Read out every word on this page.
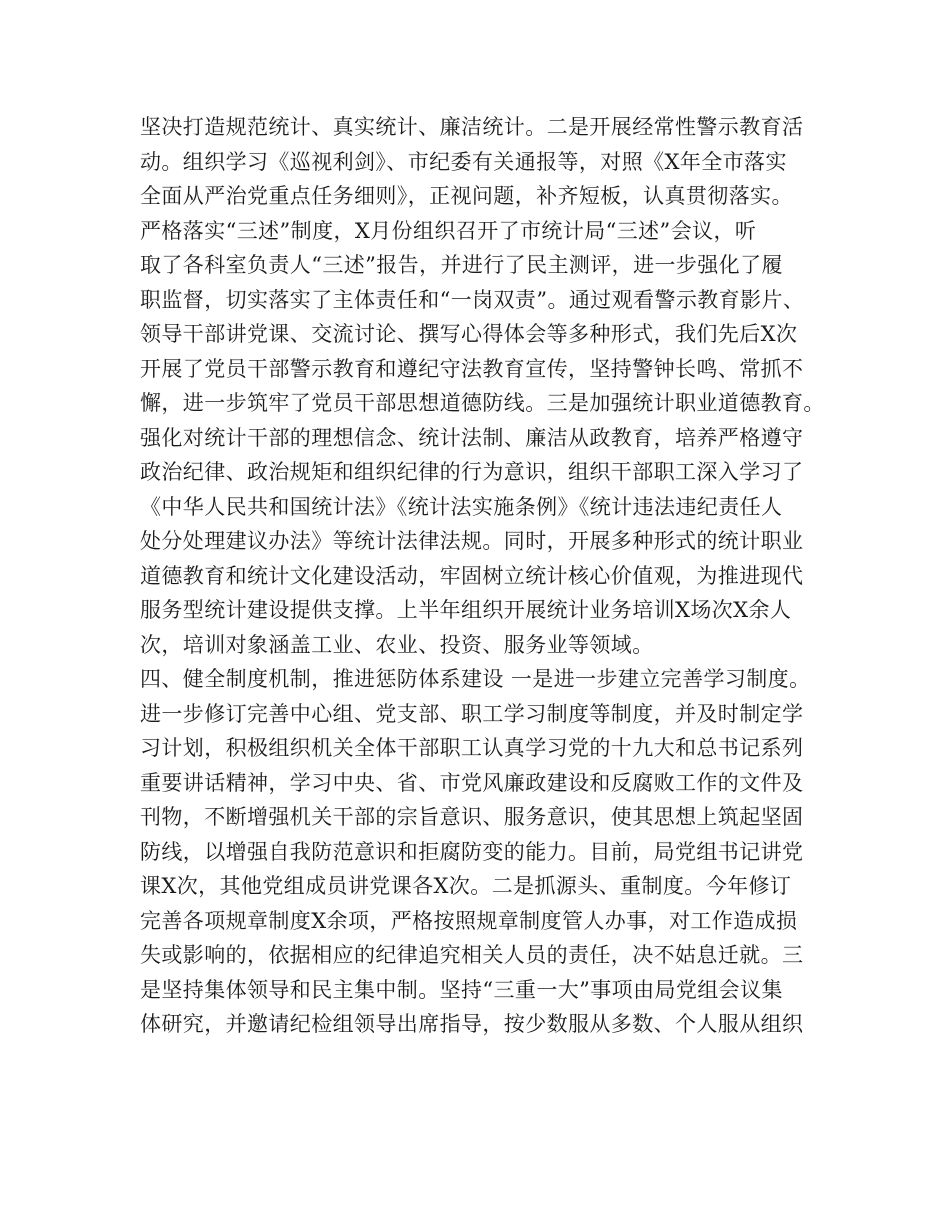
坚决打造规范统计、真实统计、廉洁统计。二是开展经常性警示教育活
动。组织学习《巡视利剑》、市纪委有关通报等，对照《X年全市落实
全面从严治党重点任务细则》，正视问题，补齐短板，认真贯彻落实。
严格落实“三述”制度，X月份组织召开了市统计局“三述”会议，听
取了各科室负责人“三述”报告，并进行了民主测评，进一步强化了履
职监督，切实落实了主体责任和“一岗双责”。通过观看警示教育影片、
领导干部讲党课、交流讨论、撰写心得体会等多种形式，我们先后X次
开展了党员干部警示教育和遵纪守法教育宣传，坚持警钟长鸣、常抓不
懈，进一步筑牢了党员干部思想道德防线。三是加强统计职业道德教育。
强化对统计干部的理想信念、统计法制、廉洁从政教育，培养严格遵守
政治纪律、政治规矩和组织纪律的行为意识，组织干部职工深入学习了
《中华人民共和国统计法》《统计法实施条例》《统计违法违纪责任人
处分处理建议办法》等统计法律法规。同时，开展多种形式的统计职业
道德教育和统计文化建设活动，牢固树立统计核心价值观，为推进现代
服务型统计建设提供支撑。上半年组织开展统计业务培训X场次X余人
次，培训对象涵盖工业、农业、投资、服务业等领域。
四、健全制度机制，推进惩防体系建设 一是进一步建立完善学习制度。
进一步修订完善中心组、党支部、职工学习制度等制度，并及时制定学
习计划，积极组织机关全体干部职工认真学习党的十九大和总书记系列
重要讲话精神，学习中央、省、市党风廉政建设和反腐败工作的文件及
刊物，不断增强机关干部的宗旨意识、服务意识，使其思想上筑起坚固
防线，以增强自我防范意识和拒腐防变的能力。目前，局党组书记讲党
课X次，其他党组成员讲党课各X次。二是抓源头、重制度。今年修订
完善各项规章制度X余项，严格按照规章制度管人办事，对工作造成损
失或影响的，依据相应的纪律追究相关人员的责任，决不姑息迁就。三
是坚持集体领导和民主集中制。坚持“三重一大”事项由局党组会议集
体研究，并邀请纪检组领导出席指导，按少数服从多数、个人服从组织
========
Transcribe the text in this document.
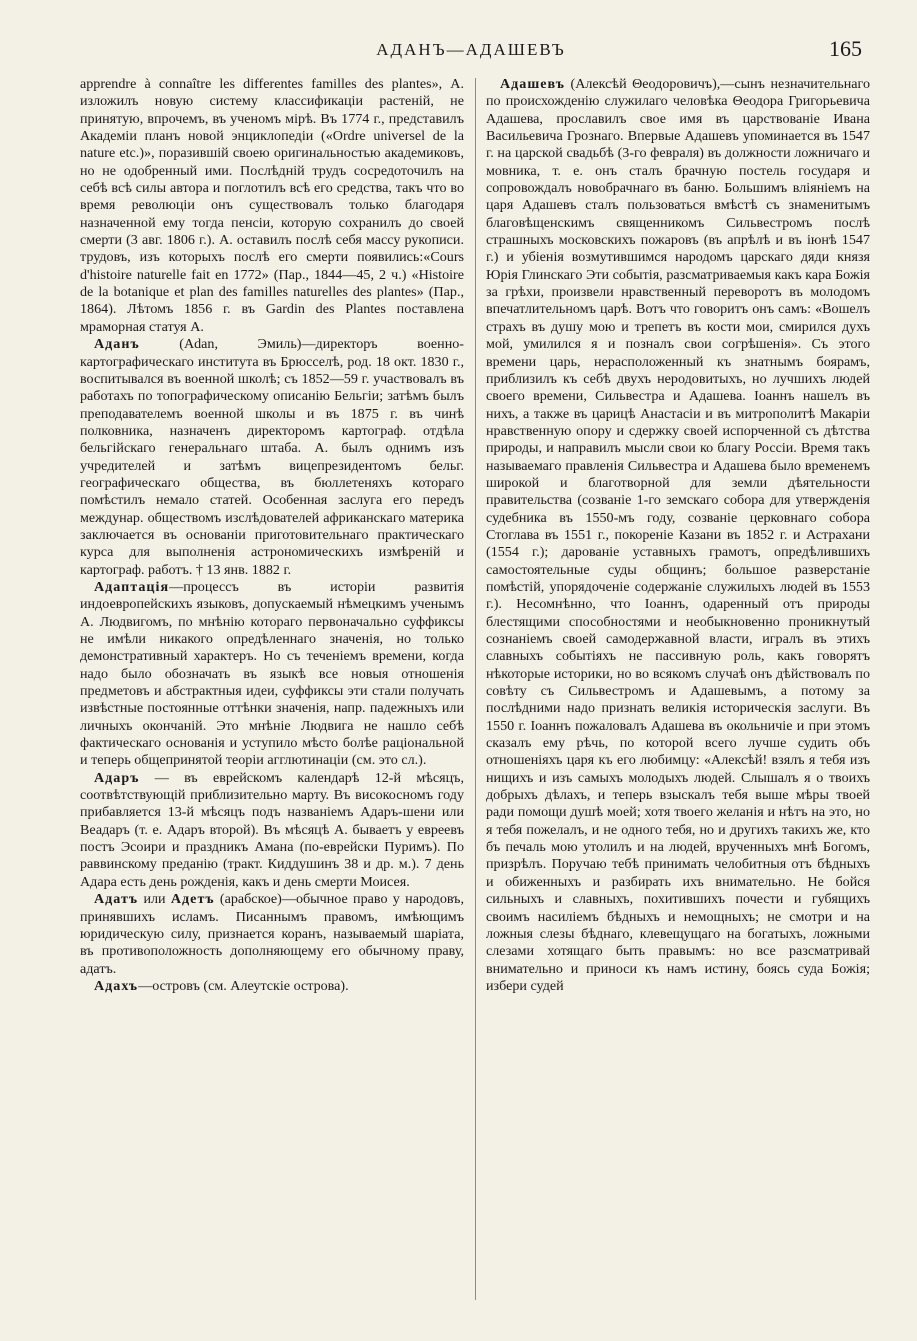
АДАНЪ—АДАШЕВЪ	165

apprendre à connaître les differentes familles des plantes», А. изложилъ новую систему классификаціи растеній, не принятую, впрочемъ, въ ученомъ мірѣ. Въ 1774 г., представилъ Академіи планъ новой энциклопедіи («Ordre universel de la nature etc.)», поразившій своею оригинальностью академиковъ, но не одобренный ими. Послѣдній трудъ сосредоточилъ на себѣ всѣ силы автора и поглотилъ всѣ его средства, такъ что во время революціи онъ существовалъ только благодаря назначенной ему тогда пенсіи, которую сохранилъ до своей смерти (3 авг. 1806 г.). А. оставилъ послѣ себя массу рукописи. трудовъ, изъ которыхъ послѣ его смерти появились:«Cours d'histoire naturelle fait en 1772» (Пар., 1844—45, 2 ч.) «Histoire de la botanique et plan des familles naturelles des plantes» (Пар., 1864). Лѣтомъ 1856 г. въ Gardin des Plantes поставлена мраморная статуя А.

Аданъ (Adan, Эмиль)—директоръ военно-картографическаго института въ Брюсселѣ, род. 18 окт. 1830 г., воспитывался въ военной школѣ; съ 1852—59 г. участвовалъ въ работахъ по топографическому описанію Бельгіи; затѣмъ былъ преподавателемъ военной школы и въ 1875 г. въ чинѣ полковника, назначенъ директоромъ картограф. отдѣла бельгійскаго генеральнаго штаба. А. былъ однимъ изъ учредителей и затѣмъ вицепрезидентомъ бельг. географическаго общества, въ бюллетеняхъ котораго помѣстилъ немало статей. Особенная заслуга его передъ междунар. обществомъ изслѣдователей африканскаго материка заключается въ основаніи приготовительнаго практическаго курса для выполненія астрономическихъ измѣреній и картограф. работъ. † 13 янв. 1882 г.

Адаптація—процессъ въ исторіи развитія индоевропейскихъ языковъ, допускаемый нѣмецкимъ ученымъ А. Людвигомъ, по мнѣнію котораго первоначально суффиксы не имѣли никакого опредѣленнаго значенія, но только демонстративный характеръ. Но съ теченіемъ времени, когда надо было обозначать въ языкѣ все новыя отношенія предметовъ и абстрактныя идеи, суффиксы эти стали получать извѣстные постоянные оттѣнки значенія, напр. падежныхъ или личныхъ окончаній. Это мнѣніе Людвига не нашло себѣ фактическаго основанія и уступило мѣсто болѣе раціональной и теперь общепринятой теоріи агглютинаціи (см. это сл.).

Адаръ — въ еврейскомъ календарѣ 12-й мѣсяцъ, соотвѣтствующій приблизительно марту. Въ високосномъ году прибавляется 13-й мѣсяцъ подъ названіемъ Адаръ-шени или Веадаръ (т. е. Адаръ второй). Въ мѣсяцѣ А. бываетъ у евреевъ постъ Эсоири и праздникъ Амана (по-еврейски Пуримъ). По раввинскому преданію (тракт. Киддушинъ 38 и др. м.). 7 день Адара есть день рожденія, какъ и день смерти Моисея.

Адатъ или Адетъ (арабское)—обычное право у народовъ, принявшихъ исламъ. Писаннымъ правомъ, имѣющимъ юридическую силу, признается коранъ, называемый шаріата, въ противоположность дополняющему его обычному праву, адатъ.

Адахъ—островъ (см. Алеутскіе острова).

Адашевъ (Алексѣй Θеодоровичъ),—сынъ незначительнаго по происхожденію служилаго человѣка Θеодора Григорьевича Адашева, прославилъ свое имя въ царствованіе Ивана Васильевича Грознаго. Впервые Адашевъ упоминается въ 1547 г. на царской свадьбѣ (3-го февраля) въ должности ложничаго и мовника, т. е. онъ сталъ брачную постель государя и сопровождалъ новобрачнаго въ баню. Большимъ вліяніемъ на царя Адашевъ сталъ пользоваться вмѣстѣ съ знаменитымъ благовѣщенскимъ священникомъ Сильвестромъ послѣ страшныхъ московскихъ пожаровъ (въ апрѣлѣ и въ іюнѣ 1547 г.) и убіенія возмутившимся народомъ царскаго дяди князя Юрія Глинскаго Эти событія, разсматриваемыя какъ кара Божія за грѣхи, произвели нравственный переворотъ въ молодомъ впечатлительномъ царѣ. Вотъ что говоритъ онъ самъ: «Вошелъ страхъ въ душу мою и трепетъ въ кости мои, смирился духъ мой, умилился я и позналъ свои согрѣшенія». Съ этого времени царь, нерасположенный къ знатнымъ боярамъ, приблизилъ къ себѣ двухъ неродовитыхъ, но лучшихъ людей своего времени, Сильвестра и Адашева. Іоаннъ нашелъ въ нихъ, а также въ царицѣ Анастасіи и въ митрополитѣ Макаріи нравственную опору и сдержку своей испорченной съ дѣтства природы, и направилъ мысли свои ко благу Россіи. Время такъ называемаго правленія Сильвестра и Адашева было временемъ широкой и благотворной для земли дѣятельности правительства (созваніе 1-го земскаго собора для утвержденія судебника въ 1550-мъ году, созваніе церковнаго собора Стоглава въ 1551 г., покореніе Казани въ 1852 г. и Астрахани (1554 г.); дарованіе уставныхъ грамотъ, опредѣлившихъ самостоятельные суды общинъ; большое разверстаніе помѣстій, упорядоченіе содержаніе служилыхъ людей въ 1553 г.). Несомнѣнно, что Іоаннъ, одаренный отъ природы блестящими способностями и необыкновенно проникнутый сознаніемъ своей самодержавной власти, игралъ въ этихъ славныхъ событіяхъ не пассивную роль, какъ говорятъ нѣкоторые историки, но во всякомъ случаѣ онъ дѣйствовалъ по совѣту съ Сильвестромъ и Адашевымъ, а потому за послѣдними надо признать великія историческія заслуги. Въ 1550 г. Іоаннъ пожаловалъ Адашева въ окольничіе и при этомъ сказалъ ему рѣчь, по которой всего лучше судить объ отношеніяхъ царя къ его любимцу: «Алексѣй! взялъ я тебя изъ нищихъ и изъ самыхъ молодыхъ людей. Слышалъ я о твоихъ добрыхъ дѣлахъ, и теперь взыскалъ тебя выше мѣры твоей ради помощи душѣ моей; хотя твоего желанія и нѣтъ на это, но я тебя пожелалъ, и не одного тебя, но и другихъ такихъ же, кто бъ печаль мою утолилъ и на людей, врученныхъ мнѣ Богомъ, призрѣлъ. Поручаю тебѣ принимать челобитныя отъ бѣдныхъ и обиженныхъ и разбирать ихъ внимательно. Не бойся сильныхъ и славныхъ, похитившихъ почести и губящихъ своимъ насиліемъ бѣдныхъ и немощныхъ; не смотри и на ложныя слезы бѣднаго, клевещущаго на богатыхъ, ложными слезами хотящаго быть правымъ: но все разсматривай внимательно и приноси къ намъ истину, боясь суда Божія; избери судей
========
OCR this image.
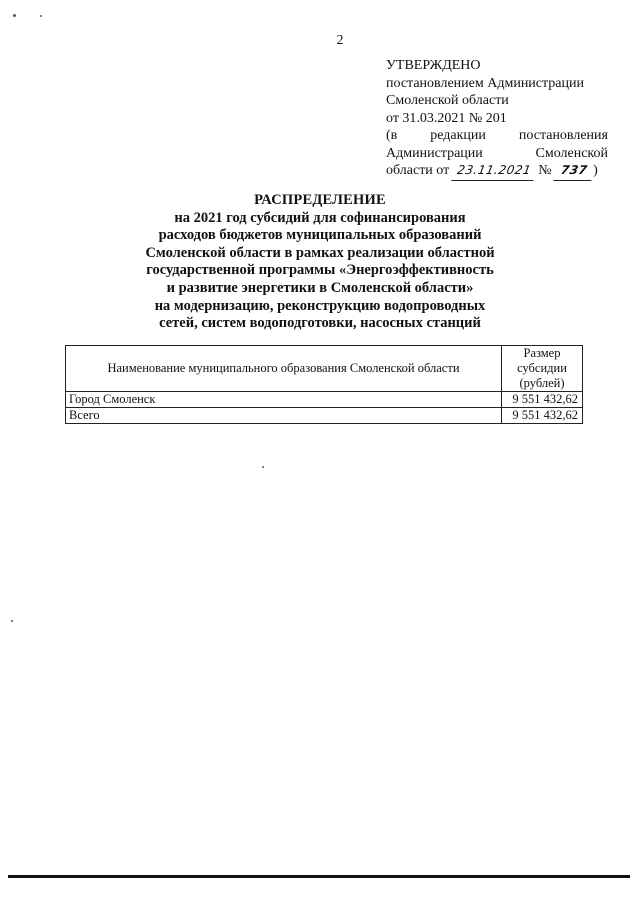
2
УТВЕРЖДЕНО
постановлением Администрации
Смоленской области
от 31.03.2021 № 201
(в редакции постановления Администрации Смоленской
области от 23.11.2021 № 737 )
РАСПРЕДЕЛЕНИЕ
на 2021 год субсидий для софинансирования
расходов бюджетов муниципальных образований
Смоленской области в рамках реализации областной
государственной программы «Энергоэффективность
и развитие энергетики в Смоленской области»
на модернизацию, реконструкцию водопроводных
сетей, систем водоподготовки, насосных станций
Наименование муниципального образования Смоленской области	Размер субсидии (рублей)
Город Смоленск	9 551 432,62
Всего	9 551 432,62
========
» **The exercise**:
Copy every line of the entries above in which "Смоленской" occurs.

» **Reply to the task**:
Смоленской области
(в редакции постановления Администрации Смоленской
Смоленской области в рамках реализации областной
и развитие энергетики в Смоленской области»
Наименование муниципального образования Смоленской области	Размер субсидии (рублей)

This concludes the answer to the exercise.